** BEGIN **
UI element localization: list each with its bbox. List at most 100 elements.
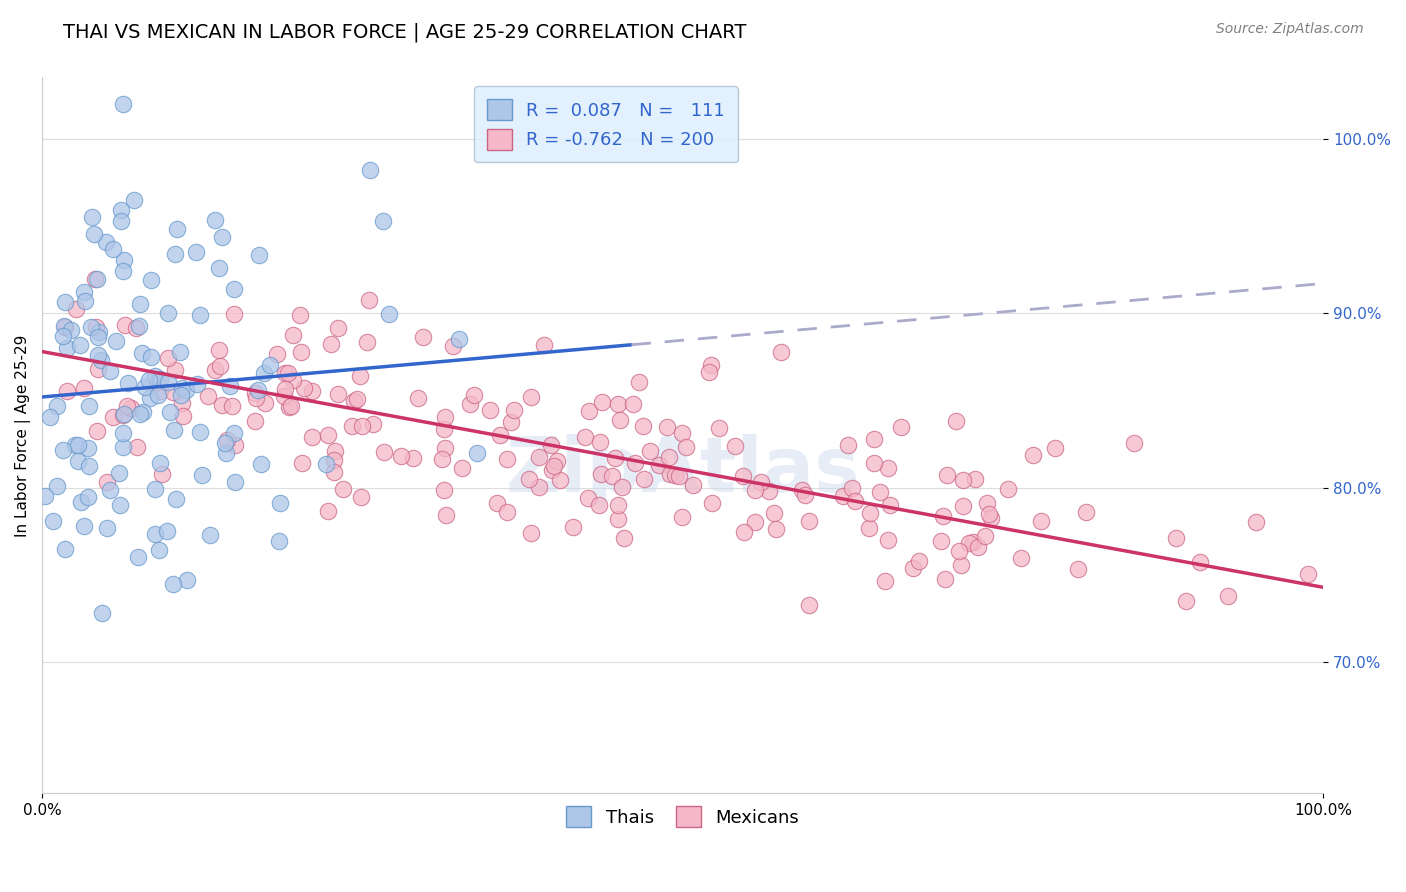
Point — [127, 550, 149, 565]
Point — [323, 444, 346, 458]
Point — [950, 558, 973, 573]
Point — [591, 395, 613, 409]
Point — [165, 246, 187, 260]
Point — [612, 480, 634, 494]
Point — [724, 439, 747, 453]
Point — [1188, 555, 1211, 569]
Point — [86, 362, 108, 376]
Point — [170, 388, 193, 402]
Point — [465, 446, 488, 460]
Point — [356, 335, 378, 350]
Point — [166, 221, 188, 235]
Point — [1031, 514, 1053, 528]
Point — [589, 434, 612, 449]
Point — [967, 540, 990, 554]
Point — [56, 341, 79, 355]
Point — [301, 384, 323, 399]
Point — [186, 377, 208, 392]
Point — [169, 345, 191, 359]
Point — [765, 523, 787, 537]
Point — [962, 535, 984, 549]
Point — [110, 214, 132, 228]
Point — [56, 384, 79, 399]
Point — [633, 472, 655, 486]
Point — [149, 456, 172, 470]
Point — [165, 491, 187, 506]
Point — [117, 376, 139, 390]
Point — [621, 397, 644, 411]
Point — [733, 524, 755, 539]
Point — [1175, 594, 1198, 608]
Point — [281, 328, 304, 343]
Point — [328, 386, 350, 401]
Point — [541, 463, 564, 477]
Point — [86, 425, 108, 439]
Point — [221, 400, 243, 414]
Point — [1010, 551, 1032, 566]
Point — [266, 347, 288, 361]
Point — [86, 329, 108, 343]
Point — [441, 339, 464, 353]
Point — [458, 397, 481, 411]
Point — [359, 163, 381, 178]
Point — [163, 363, 186, 377]
Point — [963, 472, 986, 486]
Point — [273, 366, 295, 380]
Point — [94, 235, 117, 250]
Point — [540, 437, 562, 451]
Point — [319, 336, 342, 351]
Point — [80, 319, 103, 334]
Point — [211, 398, 233, 412]
Point — [292, 380, 315, 394]
Point — [733, 468, 755, 483]
Point — [209, 359, 232, 374]
Point — [519, 390, 541, 404]
Point — [197, 389, 219, 403]
Point — [658, 450, 681, 465]
Point — [254, 396, 277, 410]
Point — [111, 408, 134, 422]
Point — [108, 498, 131, 512]
Point — [357, 293, 380, 308]
Point — [224, 282, 246, 296]
Point — [499, 415, 522, 429]
Point — [879, 498, 901, 512]
Point — [247, 248, 270, 262]
Point — [316, 428, 339, 442]
Point — [204, 363, 226, 377]
Point — [65, 302, 87, 317]
Point — [277, 366, 299, 380]
Point — [932, 508, 955, 523]
Point — [131, 346, 153, 360]
Point — [973, 529, 995, 543]
Point — [709, 420, 731, 434]
Point — [148, 543, 170, 558]
Point — [170, 396, 193, 410]
Point — [433, 422, 456, 436]
Point — [112, 407, 135, 421]
Point — [108, 466, 131, 480]
Point — [73, 381, 96, 395]
Point — [42, 514, 65, 528]
Point — [520, 525, 543, 540]
Point — [623, 457, 645, 471]
Point — [607, 397, 630, 411]
Point — [478, 403, 501, 417]
Point — [797, 598, 820, 612]
Point — [543, 458, 565, 473]
Point — [1022, 448, 1045, 462]
Point — [605, 451, 627, 466]
Point — [70, 494, 93, 508]
Point — [245, 391, 267, 405]
Point — [77, 442, 100, 456]
Point — [77, 400, 100, 414]
Point — [638, 444, 661, 458]
Point — [172, 409, 194, 423]
Point — [533, 338, 555, 352]
Point — [34, 489, 56, 503]
Point — [143, 368, 166, 383]
Point — [350, 419, 373, 434]
Point — [243, 414, 266, 428]
Point — [655, 420, 678, 434]
Point — [1218, 589, 1240, 603]
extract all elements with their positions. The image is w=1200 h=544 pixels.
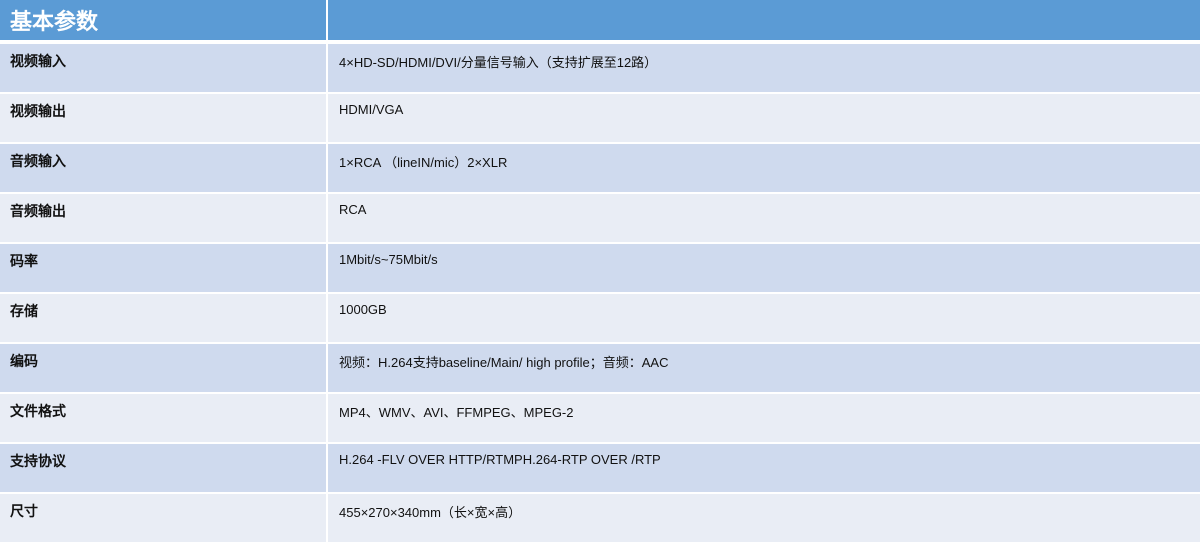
spec-label: 视频输出 (0, 93, 328, 144)
spec-label: 音频输出 (0, 193, 328, 244)
spec-label: 音频输入 (0, 143, 328, 194)
table-row: 文件格式 MP4、WMV、AVI、FFMPEG、MPEG-2 (0, 393, 1200, 444)
spec-value: 4×HD-SD/HDMI/DVI/分量信号输入（支持扩展至12路） (327, 42, 1200, 94)
table-row: 视频输出 HDMI/VGA (0, 93, 1200, 144)
spec-label: 支持协议 (0, 443, 328, 494)
table-row: 音频输出 RCA (0, 193, 1200, 244)
spec-value: 1Mbit/s~75Mbit/s (327, 243, 1200, 294)
table-row: 音频输入 1×RCA （lineIN/mic）2×XLR (0, 143, 1200, 194)
spec-value: 1000GB (327, 293, 1200, 344)
header-blank (327, 0, 1200, 44)
table-title: 基本参数 (0, 0, 328, 44)
spec-value: H.264 -FLV OVER HTTP/RTMPH.264-RTP OVER … (327, 443, 1200, 494)
spec-value: 1×RCA （lineIN/mic）2×XLR (327, 143, 1200, 194)
table-row: 存储 1000GB (0, 293, 1200, 344)
header-row: 基本参数 (0, 0, 1200, 44)
spec-label: 码率 (0, 243, 328, 294)
spec-label: 视频输入 (0, 42, 328, 94)
spec-label: 尺寸 (0, 493, 328, 544)
spec-label: 文件格式 (0, 393, 328, 444)
spec-value: HDMI/VGA (327, 93, 1200, 144)
spec-label: 编码 (0, 343, 328, 394)
spec-label: 存储 (0, 293, 328, 344)
spec-value: 455×270×340mm（长×宽×高） (327, 493, 1200, 544)
spec-value: RCA (327, 193, 1200, 244)
table-row: 支持协议 H.264 -FLV OVER HTTP/RTMPH.264-RTP O… (0, 443, 1200, 494)
spec-value: 视频：H.264支持baseline/Main/ high profile；音频… (327, 343, 1200, 394)
spec-value: MP4、WMV、AVI、FFMPEG、MPEG-2 (327, 393, 1200, 444)
table-row: 码率 1Mbit/s~75Mbit/s (0, 243, 1200, 294)
table-row: 编码 视频：H.264支持baseline/Main/ high profile；… (0, 343, 1200, 394)
table-row: 视频输入 4×HD-SD/HDMI/DVI/分量信号输入（支持扩展至12路） (0, 42, 1200, 94)
table-row: 尺寸 455×270×340mm（长×宽×高） (0, 493, 1200, 544)
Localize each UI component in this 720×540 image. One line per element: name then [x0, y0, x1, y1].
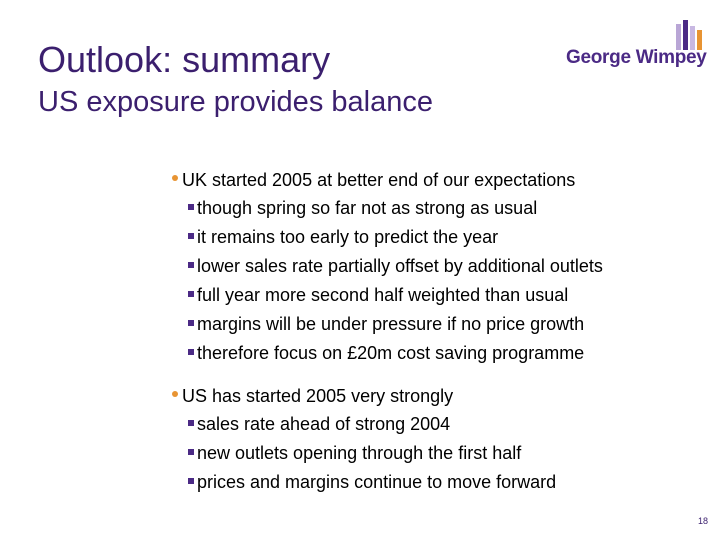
- company-logo: George Wimpey: [566, 18, 707, 78]
- square-bullet-icon: [188, 233, 194, 240]
- square-bullet-icon: [188, 349, 194, 356]
- list-item: it remains too early to predict the year: [188, 223, 692, 252]
- list-item: lower sales rate partially offset by add…: [188, 252, 692, 281]
- list-item: full year more second half weighted than…: [188, 281, 692, 310]
- section-us: US has started 2005 very strongly sales …: [172, 382, 692, 497]
- logo-text: George Wimpey: [566, 47, 707, 68]
- list-item-text: sales rate ahead of strong 2004: [197, 414, 451, 434]
- sub-bullet-list: though spring so far not as strong as us…: [172, 194, 692, 368]
- section-heading: US has started 2005 very strongly: [172, 382, 692, 410]
- bullet-dot-icon: [172, 391, 178, 398]
- slide-subtitle: US exposure provides balance: [38, 86, 433, 118]
- list-item: therefore focus on £20m cost saving prog…: [188, 339, 692, 368]
- square-bullet-icon: [188, 291, 194, 298]
- list-item: margins will be under pressure if no pri…: [188, 310, 692, 339]
- bullet-dot-icon: [172, 175, 178, 182]
- square-bullet-icon: [188, 320, 194, 327]
- list-item: sales rate ahead of strong 2004: [188, 410, 692, 439]
- list-item-text: margins will be under pressure if no pri…: [197, 314, 585, 334]
- square-bullet-icon: [188, 449, 194, 456]
- list-item-text: though spring so far not as strong as us…: [197, 198, 538, 218]
- list-item-text: full year more second half weighted than…: [197, 285, 569, 305]
- section-heading-text: UK started 2005 at better end of our exp…: [182, 170, 576, 190]
- list-item-text: prices and margins continue to move forw…: [197, 472, 557, 492]
- sub-bullet-list: sales rate ahead of strong 2004 new outl…: [172, 410, 692, 497]
- list-item: prices and margins continue to move forw…: [188, 468, 692, 497]
- slide-title: Outlook: summary: [38, 39, 331, 80]
- list-item: new outlets opening through the first ha…: [188, 439, 692, 468]
- logo-mark-icon: [676, 20, 702, 50]
- bullet-content: UK started 2005 at better end of our exp…: [172, 166, 692, 511]
- list-item-text: it remains too early to predict the year: [197, 227, 499, 247]
- page-number: 18: [697, 516, 708, 526]
- list-item-text: lower sales rate partially offset by add…: [197, 256, 603, 276]
- section-uk: UK started 2005 at better end of our exp…: [172, 166, 692, 368]
- list-item-text: new outlets opening through the first ha…: [197, 443, 522, 463]
- square-bullet-icon: [188, 478, 194, 485]
- section-heading-text: US has started 2005 very strongly: [182, 386, 454, 406]
- square-bullet-icon: [188, 420, 194, 427]
- list-item: though spring so far not as strong as us…: [188, 194, 692, 223]
- list-item-text: therefore focus on £20m cost saving prog…: [197, 343, 585, 363]
- square-bullet-icon: [188, 262, 194, 269]
- square-bullet-icon: [188, 204, 194, 211]
- section-heading: UK started 2005 at better end of our exp…: [172, 166, 692, 194]
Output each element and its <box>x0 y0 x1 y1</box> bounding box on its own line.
** END **
Rewrite the lines starting with the one containing "- company-logo: George" and going on through the one containing "- list-item: lower", putting "bullet-marker" wherever "square-bullet-icon" appears and leaving everything else as it is.

Worked answer:
- company-logo: George Wimpey: [566, 18, 707, 78]
- bullet-marker: [188, 233, 194, 240]
- bullet-marker: [188, 349, 194, 356]
- list-item: it remains too early to predict the year: [188, 223, 692, 252]
- list-item: lower sales rate partially offset by add…: [188, 252, 692, 281]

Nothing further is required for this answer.